Given exercise: Transcribe the whole listing without a single picture.

** start of Record extracts **

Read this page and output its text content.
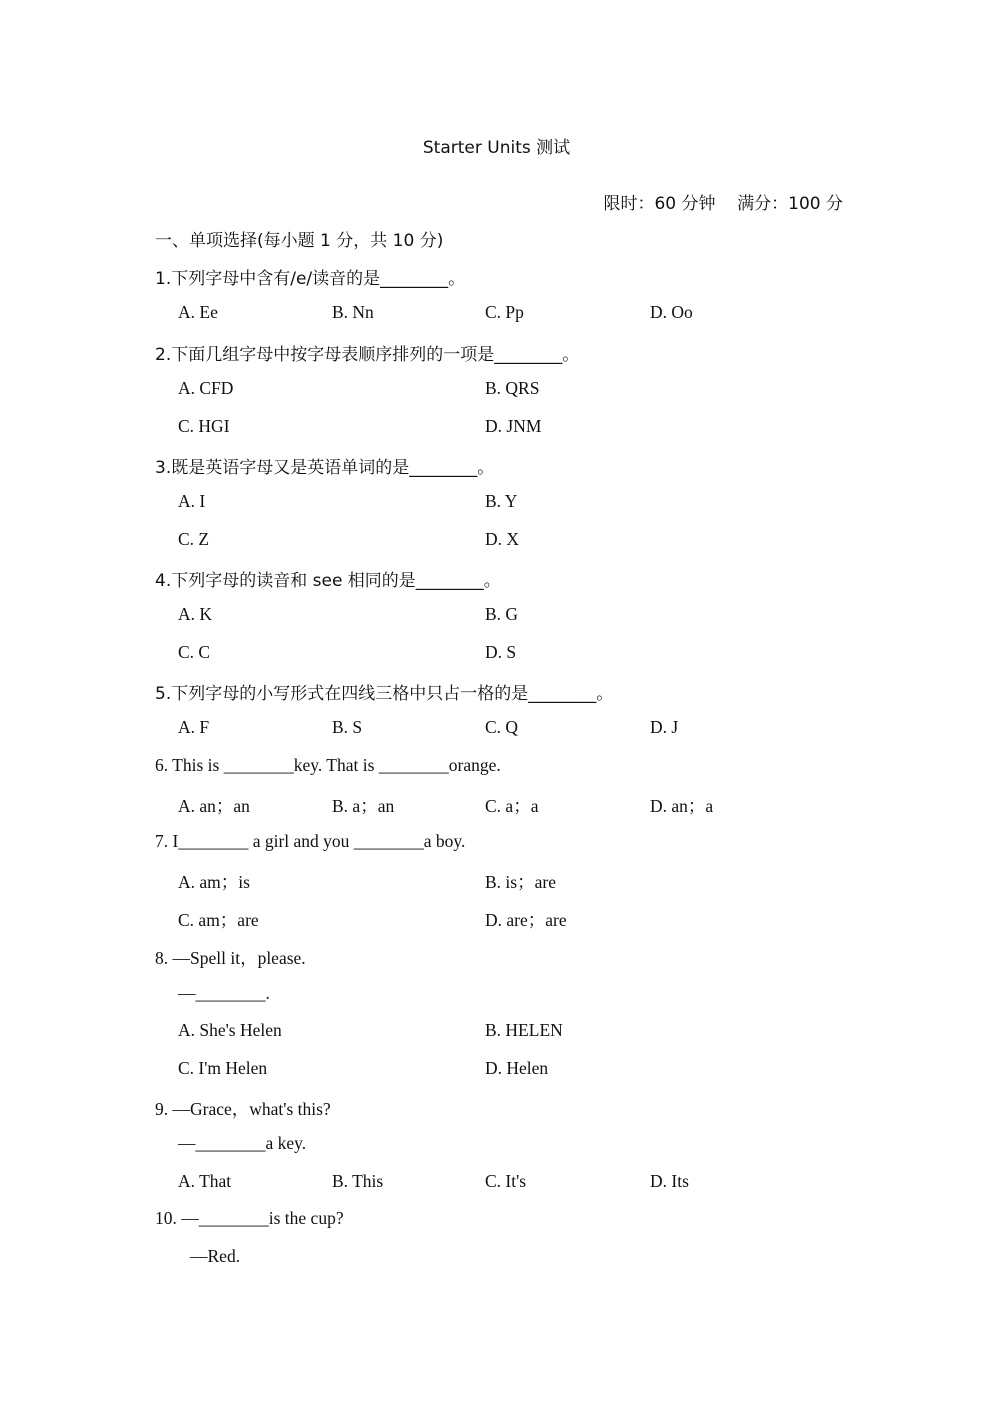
Starter Units 测试
限时：60 分钟 满分：100 分
一、单项选择(每小题 1 分，共 10 分)
1.下列字母中含有/e/读音的是________。
A. Ee	B. Nn	C. Pp	D. Oo
2.下面几组字母中按字母表顺序排列的一项是________。
A. CFD	B. QRS
C. HGI	D. JNM
3.既是英语字母又是英语单词的是________。
A. I	B. Y
C. Z	D. X
4.下列字母的读音和 see 相同的是________。
A. K	B. G
C. C	D. S
5.下列字母的小写形式在四线三格中只占一格的是________。
A. F	B. S	C. Q	D. J
6. This is ________key. That is ________orange.
A. an；an	B. a；an	C. a；a	D. an；a
7. I________ a girl and you ________a boy.
A. am；is	B. is；are
C. am；are	D. are；are
8. —Spell it，please.
—________.
A. She's Helen	B. HELEN
C. I'm Helen	D. Helen
9. —Grace，what's this?
—________a key.
A. That	B. This	C. It's	D. Its
10. —________is the cup?
—Red.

** end of Record extracts **

Solved exercise:
Read this page and output its text content.
Starter Units 测试
限时：60 分钟 满分：100 分
一、单项选择(每小题 1 分，共 10 分)
1.下列字母中含有/e/读音的是________。
A. Ee	B. Nn	C. Pp	D. Oo
2.下面几组字母中按字母表顺序排列的一项是________。
A. CFD	B. QRS
C. HGI	D. JNM
3.既是英语字母又是英语单词的是________。
A. I	B. Y
C. Z	D. X
4.下列字母的读音和 see 相同的是________。
A. K	B. G
C. C	D. S
5.下列字母的小写形式在四线三格中只占一格的是________。
A. F	B. S	C. Q	D. J
6. This is ________key. That is ________orange.
A. an；an	B. a；an	C. a；a	D. an；a
7. I________ a girl and you ________a boy.
A. am；is	B. is；are
C. am；are	D. are；are
8. —Spell it，please.
—________.
A. She's Helen	B. HELEN
C. I'm Helen	D. Helen
9. —Grace，what's this?
—________a key.
A. That	B. This	C. It's	D. Its
10. —________is the cup?
—Red.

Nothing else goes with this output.